[Work to do]:
Reproduce every record below exactly as written, leaving out any pictures.

* BEGIN Data lines *

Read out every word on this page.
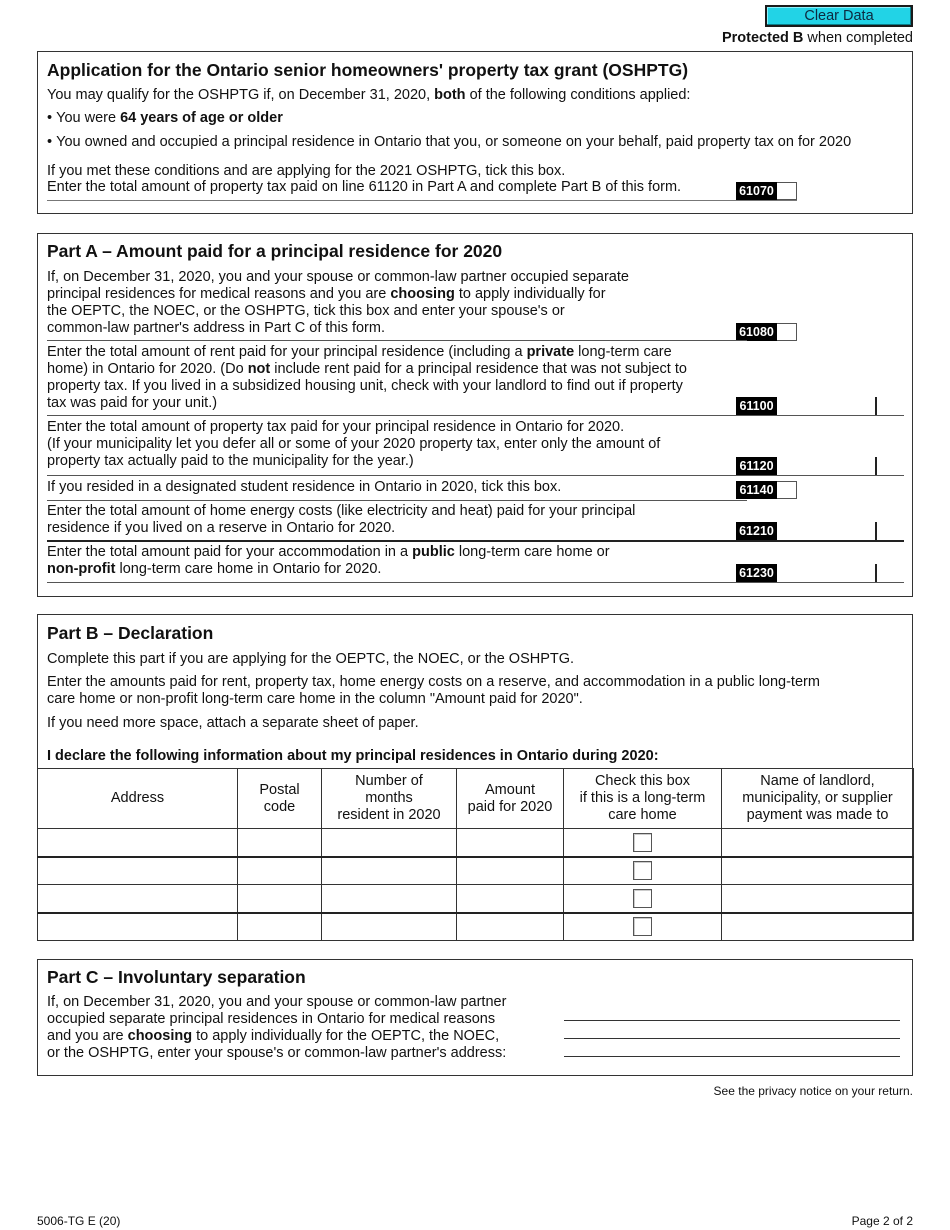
Clear Data
Protected B when completed
Application for the Ontario senior homeowners' property tax grant (OSHPTG)
You may qualify for the OSHPTG if, on December 31, 2020, both of the following conditions applied:
• You were 64 years of age or older
• You owned and occupied a principal residence in Ontario that you, or someone on your behalf, paid property tax on for 2020
If you met these conditions and are applying for the 2021 OSHPTG, tick this box.
Enter the total amount of property tax paid on line 61120 in Part A and complete Part B of this form.	61070
Part A – Amount paid for a principal residence for 2020
If, on December 31, 2020, you and your spouse or common-law partner occupied separate
principal residences for medical reasons and you are choosing to apply individually for
the OEPTC, the NOEC, or the OSHPTG, tick this box and enter your spouse's or
common-law partner's address in Part C of this form.	61080
Enter the total amount of rent paid for your principal residence (including a private long-term care
home) in Ontario for 2020. (Do not include rent paid for a principal residence that was not subject to
property tax. If you lived in a subsidized housing unit, check with your landlord to find out if property
tax was paid for your unit.)	61100
Enter the total amount of property tax paid for your principal residence in Ontario for 2020.
(If your municipality let you defer all or some of your 2020 property tax, enter only the amount of
property tax actually paid to the municipality for the year.)	61120
If you resided in a designated student residence in Ontario in 2020, tick this box.	61140
Enter the total amount of home energy costs (like electricity and heat) paid for your principal
residence if you lived on a reserve in Ontario for 2020.	61210
Enter the total amount paid for your accommodation in a public long-term care home or
non-profit long-term care home in Ontario for 2020.	61230
Part B – Declaration
Complete this part if you are applying for the OEPTC, the NOEC, or the OSHPTG.
Enter the amounts paid for rent, property tax, home energy costs on a reserve, and accommodation in a public long-term
care home or non-profit long-term care home in the column "Amount paid for 2020".
If you need more space, attach a separate sheet of paper.
I declare the following information about my principal residences in Ontario during 2020:
Address

Postal
code

Number of
months
resident in 2020

Amount
paid for 2020

Check this box
if this is a long-term
care home

Name of landlord,
municipality, or supplier
payment was made to

Part C – Involuntary separation
If, on December 31, 2020, you and your spouse or common-law partner
occupied separate principal residences in Ontario for medical reasons
and you are choosing to apply individually for the OEPTC, the NOEC,
or the OSHPTG, enter your spouse's or common-law partner's address:
See the privacy notice on your return.
5006-TG E (20)	Page 2 of 2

* END Data lines *

[Correct output]:
Read out every word on this page.
Clear Data
Protected B when completed
Application for the Ontario senior homeowners' property tax grant (OSHPTG)
You may qualify for the OSHPTG if, on December 31, 2020, both of the following conditions applied:
• You were 64 years of age or older
• You owned and occupied a principal residence in Ontario that you, or someone on your behalf, paid property tax on for 2020
If you met these conditions and are applying for the 2021 OSHPTG, tick this box.
Enter the total amount of property tax paid on line 61120 in Part A and complete Part B of this form.	61070
Part A – Amount paid for a principal residence for 2020
If, on December 31, 2020, you and your spouse or common-law partner occupied separate
principal residences for medical reasons and you are choosing to apply individually for
the OEPTC, the NOEC, or the OSHPTG, tick this box and enter your spouse's or
common-law partner's address in Part C of this form.	61080
Enter the total amount of rent paid for your principal residence (including a private long-term care
home) in Ontario for 2020. (Do not include rent paid for a principal residence that was not subject to
property tax. If you lived in a subsidized housing unit, check with your landlord to find out if property
tax was paid for your unit.)	61100
Enter the total amount of property tax paid for your principal residence in Ontario for 2020.
(If your municipality let you defer all or some of your 2020 property tax, enter only the amount of
property tax actually paid to the municipality for the year.)	61120
If you resided in a designated student residence in Ontario in 2020, tick this box.	61140
Enter the total amount of home energy costs (like electricity and heat) paid for your principal
residence if you lived on a reserve in Ontario for 2020.	61210
Enter the total amount paid for your accommodation in a public long-term care home or
non-profit long-term care home in Ontario for 2020.	61230
Part B – Declaration
Complete this part if you are applying for the OEPTC, the NOEC, or the OSHPTG.
Enter the amounts paid for rent, property tax, home energy costs on a reserve, and accommodation in a public long-term
care home or non-profit long-term care home in the column "Amount paid for 2020".
If you need more space, attach a separate sheet of paper.
I declare the following information about my principal residences in Ontario during 2020:
Address

Postal
code

Number of
months
resident in 2020

Amount
paid for 2020

Check this box
if this is a long-term
care home

Name of landlord,
municipality, or supplier
payment was made to

Part C – Involuntary separation
If, on December 31, 2020, you and your spouse or common-law partner
occupied separate principal residences in Ontario for medical reasons
and you are choosing to apply individually for the OEPTC, the NOEC,
or the OSHPTG, enter your spouse's or common-law partner's address:
See the privacy notice on your return.
5006-TG E (20)	Page 2 of 2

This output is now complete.